EXERCISE: Your answer should be a single number: the count of lines in the material below that hold "TradingView".

RECORDS SHOWN:
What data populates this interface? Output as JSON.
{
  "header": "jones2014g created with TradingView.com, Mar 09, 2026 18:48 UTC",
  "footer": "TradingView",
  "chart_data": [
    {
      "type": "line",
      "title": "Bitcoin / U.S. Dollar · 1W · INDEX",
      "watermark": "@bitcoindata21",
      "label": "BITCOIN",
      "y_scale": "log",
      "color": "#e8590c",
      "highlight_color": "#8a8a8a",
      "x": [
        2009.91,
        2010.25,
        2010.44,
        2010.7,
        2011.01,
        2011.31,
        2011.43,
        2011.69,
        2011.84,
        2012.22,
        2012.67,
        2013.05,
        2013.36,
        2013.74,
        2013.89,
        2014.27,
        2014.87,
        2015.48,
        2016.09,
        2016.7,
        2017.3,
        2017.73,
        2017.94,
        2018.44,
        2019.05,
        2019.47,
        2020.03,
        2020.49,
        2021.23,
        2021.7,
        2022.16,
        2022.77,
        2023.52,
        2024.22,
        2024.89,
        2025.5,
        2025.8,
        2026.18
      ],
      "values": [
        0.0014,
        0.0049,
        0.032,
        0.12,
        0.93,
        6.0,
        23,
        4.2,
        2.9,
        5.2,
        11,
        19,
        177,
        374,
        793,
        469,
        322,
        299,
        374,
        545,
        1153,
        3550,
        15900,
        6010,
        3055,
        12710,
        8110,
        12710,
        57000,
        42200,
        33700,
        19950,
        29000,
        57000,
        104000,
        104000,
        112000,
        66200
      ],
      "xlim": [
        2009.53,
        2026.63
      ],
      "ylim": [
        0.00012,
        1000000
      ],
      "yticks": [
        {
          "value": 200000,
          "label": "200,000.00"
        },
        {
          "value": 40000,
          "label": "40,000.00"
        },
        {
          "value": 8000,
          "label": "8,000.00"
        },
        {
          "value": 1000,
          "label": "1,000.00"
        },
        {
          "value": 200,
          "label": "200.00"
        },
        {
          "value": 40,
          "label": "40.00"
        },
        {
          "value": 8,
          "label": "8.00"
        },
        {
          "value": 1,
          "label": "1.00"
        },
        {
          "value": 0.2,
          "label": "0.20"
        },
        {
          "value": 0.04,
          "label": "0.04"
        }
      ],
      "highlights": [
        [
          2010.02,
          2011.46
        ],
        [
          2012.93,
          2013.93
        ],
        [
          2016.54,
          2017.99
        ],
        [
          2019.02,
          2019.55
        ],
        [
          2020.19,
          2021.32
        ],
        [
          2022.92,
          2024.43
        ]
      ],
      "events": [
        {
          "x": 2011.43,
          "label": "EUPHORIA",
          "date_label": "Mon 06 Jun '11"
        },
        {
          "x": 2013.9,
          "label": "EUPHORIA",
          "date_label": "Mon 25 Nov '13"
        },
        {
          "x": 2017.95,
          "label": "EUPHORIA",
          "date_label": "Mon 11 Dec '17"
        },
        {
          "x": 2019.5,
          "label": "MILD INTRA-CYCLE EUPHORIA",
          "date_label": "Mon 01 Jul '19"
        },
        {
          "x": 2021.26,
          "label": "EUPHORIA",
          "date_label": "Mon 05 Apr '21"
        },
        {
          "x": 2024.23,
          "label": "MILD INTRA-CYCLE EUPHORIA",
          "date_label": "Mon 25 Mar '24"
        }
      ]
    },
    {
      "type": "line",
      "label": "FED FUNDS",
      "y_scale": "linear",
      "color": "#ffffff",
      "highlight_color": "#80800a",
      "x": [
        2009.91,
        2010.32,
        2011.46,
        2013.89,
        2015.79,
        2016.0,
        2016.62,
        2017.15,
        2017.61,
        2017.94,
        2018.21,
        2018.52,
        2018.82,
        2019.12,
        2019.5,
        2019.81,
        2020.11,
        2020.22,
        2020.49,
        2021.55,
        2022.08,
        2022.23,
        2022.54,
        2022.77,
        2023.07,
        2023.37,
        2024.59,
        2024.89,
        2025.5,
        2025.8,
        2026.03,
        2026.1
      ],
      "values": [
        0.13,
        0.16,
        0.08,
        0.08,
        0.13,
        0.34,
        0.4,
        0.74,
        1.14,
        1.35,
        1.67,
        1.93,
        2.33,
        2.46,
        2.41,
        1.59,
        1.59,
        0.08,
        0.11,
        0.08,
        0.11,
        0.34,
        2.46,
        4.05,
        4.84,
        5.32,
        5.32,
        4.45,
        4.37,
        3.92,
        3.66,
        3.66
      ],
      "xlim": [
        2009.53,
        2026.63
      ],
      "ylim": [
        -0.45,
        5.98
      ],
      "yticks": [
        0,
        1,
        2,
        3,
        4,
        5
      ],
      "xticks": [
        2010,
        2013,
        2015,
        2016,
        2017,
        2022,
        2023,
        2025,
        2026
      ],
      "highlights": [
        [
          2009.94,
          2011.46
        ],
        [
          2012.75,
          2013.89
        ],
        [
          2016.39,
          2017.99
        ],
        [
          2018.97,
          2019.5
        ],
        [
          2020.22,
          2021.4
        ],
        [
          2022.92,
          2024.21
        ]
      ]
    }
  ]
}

ANSWER: 2